To be done ▸ Keep only those lines of the records that include the string "your".
BEGIN Given data
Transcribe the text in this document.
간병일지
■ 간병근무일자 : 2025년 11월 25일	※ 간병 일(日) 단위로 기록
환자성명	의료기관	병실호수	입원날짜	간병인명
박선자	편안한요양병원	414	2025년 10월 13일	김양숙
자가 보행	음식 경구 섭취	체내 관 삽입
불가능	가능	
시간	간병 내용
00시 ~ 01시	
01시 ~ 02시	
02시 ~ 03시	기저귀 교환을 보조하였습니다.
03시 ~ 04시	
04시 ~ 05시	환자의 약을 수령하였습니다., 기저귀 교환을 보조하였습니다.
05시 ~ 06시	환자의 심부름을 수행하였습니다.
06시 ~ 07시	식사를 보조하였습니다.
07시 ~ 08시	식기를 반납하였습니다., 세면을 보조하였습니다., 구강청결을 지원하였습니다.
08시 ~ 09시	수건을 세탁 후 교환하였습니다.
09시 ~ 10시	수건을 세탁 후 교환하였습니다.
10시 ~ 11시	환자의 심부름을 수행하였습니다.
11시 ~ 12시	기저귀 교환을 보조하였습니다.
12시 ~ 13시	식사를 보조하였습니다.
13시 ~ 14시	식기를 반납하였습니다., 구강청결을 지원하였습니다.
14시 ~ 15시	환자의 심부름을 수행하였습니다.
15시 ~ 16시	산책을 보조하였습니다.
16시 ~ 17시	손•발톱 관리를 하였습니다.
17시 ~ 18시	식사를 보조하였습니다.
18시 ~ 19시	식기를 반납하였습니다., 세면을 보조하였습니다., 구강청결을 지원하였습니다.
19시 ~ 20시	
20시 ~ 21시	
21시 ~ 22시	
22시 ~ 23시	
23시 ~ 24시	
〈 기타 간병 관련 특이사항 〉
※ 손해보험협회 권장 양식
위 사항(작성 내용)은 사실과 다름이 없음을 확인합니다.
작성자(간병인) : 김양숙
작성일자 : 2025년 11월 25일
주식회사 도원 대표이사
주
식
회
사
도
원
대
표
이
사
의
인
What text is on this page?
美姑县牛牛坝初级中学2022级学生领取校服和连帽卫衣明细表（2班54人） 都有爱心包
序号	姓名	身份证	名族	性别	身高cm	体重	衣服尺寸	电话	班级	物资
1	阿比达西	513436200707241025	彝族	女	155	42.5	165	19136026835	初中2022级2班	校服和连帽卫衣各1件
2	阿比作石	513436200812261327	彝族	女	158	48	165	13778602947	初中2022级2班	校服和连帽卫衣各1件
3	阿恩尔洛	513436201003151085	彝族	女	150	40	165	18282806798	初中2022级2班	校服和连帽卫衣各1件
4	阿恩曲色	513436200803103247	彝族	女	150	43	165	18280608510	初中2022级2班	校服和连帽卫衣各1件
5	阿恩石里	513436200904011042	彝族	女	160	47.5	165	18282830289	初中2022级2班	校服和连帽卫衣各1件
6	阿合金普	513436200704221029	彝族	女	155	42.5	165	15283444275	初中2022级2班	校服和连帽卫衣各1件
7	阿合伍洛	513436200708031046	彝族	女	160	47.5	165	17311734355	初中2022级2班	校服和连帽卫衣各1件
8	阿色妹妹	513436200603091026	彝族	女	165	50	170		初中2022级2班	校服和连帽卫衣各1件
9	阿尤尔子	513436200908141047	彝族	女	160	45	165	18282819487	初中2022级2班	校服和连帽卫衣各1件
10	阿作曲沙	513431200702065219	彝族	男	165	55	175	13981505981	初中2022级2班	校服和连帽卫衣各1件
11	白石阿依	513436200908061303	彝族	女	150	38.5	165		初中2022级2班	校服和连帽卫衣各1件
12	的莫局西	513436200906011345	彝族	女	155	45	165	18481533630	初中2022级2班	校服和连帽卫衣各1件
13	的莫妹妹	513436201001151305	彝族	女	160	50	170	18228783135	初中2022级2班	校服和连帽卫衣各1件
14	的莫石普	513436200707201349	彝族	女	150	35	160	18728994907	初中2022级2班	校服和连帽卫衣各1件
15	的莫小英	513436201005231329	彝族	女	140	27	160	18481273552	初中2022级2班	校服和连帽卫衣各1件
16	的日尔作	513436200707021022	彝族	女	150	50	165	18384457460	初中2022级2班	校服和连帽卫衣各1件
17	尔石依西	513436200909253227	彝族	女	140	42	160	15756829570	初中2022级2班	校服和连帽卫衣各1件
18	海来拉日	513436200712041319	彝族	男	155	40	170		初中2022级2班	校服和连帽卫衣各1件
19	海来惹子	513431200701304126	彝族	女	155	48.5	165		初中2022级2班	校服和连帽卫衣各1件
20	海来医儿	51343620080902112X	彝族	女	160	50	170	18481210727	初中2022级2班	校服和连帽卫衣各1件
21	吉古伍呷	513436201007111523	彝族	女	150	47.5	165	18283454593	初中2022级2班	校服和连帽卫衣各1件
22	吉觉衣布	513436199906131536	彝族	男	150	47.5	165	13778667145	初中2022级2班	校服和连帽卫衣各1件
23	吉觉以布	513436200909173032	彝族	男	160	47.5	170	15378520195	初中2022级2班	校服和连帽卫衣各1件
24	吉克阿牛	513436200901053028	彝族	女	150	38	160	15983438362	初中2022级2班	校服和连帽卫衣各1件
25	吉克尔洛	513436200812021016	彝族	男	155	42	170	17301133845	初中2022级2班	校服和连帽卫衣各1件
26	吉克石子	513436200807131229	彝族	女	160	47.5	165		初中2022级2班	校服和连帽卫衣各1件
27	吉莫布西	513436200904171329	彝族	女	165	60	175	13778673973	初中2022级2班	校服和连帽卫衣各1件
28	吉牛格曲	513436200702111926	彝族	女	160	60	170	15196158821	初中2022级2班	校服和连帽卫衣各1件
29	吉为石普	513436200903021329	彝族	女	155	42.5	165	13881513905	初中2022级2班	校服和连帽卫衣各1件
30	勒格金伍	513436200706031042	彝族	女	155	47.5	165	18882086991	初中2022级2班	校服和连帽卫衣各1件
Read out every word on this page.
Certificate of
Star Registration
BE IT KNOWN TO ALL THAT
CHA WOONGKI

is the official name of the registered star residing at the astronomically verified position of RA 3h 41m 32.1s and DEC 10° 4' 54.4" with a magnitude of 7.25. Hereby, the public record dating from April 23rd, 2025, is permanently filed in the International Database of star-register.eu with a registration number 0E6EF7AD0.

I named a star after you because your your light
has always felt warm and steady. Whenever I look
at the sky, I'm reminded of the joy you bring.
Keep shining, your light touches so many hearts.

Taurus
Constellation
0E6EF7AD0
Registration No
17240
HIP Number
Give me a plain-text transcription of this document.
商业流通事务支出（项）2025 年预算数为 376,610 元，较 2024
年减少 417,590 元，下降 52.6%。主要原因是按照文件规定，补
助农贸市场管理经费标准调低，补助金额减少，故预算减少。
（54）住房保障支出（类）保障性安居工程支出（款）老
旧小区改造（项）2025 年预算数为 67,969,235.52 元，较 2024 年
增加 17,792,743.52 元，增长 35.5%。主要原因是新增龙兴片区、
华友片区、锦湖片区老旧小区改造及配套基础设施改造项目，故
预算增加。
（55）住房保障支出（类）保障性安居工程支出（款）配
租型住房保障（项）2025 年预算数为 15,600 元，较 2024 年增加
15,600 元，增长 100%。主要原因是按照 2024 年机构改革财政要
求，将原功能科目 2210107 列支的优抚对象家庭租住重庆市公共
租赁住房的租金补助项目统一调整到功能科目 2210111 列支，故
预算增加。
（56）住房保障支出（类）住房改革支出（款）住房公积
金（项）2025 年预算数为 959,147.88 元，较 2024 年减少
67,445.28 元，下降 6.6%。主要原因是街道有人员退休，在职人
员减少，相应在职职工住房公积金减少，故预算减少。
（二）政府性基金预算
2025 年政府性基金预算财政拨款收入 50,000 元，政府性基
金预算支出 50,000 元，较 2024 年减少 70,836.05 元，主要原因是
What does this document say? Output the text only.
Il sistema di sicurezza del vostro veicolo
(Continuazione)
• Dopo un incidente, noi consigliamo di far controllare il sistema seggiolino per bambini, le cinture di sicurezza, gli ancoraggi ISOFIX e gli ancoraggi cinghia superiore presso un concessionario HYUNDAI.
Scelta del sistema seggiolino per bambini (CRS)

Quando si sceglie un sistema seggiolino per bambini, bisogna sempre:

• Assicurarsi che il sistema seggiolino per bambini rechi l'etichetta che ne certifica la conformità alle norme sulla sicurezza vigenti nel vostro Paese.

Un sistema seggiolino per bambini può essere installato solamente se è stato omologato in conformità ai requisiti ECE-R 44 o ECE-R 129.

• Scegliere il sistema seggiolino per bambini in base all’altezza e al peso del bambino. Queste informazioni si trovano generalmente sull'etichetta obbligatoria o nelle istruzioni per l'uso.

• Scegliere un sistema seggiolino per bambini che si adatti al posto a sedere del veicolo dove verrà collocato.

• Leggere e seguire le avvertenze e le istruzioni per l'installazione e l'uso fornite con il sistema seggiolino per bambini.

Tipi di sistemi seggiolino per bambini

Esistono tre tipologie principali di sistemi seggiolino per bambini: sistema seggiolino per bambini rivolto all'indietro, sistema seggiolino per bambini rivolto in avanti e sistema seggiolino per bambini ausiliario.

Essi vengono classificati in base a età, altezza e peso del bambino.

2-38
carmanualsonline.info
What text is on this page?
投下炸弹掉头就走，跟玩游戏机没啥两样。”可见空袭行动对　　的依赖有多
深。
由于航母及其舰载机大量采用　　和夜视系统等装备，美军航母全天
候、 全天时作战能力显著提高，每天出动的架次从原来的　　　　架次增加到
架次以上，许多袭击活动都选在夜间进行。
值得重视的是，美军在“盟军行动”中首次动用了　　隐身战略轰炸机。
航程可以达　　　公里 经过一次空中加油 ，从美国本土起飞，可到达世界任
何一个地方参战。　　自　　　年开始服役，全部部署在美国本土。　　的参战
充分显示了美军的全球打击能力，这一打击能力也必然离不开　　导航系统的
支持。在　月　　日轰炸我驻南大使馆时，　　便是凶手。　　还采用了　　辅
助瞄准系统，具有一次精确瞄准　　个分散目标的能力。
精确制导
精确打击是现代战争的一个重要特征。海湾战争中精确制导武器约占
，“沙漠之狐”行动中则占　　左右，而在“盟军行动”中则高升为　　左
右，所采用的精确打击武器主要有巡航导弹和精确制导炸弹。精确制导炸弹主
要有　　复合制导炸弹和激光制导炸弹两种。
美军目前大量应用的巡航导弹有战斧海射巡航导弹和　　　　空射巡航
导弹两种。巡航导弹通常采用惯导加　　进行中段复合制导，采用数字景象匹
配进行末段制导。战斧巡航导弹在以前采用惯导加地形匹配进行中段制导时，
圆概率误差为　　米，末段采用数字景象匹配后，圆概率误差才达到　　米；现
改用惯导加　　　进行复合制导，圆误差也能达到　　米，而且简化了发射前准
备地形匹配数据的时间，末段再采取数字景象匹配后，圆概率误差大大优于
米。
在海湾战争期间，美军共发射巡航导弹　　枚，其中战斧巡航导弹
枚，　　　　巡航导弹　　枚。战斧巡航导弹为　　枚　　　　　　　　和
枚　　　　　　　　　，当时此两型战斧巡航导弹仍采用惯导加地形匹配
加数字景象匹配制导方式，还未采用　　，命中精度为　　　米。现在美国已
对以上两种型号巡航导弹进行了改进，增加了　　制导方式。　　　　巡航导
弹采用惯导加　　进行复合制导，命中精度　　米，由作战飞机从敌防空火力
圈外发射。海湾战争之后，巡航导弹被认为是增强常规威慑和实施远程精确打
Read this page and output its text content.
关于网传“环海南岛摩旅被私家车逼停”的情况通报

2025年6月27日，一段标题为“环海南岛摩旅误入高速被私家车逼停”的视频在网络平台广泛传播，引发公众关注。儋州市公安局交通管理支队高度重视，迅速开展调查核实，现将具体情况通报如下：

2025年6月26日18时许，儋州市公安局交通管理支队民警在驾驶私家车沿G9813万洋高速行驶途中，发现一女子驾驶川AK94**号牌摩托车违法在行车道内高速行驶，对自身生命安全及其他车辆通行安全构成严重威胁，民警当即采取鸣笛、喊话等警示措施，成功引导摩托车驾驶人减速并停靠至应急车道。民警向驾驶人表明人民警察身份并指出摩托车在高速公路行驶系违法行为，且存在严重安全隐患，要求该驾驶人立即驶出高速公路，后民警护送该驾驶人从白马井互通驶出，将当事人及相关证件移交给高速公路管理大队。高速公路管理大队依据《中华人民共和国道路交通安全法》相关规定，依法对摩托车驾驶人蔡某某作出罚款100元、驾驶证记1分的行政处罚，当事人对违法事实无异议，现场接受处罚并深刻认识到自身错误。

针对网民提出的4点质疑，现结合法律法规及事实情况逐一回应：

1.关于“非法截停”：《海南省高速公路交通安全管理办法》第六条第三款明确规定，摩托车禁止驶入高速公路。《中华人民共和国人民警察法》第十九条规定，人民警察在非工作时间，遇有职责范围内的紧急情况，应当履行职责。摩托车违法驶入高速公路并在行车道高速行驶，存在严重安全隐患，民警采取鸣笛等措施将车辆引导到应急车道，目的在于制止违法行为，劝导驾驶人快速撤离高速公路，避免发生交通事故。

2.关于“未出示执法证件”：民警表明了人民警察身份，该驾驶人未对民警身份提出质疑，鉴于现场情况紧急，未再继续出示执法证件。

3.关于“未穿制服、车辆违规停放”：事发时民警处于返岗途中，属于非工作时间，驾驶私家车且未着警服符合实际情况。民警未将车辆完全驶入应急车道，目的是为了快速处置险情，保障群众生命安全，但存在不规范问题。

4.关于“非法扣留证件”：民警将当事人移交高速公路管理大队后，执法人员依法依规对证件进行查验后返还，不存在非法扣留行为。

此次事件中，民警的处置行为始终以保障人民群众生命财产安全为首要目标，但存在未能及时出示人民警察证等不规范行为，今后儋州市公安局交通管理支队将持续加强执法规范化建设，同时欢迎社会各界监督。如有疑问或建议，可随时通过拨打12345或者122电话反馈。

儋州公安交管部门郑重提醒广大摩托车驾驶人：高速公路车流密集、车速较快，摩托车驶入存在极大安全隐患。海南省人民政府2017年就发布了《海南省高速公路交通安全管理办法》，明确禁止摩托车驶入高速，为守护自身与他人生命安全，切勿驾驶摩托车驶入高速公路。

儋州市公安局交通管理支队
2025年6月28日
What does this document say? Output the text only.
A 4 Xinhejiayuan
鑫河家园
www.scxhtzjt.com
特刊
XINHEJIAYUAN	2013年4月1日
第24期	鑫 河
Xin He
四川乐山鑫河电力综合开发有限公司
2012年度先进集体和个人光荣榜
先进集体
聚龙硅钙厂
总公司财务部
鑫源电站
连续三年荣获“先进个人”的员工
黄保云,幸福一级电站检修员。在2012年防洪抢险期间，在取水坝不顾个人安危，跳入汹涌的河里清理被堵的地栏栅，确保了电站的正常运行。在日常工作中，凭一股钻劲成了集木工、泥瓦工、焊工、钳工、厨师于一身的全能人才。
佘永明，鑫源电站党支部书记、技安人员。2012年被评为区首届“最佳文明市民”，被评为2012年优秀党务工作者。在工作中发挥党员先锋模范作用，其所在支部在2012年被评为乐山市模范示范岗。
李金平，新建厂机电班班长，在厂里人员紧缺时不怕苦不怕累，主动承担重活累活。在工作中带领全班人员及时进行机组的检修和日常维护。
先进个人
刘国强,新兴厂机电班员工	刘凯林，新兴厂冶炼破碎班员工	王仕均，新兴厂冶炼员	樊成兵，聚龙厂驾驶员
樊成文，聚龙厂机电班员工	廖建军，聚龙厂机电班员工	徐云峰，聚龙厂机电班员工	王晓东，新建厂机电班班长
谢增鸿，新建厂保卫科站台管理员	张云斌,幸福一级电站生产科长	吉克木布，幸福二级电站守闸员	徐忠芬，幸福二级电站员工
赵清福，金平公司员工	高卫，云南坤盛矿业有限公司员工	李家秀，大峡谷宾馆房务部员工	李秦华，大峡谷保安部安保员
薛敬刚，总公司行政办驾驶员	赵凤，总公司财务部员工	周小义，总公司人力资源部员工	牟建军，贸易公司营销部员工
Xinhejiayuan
END Given data
Result ▸
I named a star after you because your your light
Keep shining, your light touches so many hearts.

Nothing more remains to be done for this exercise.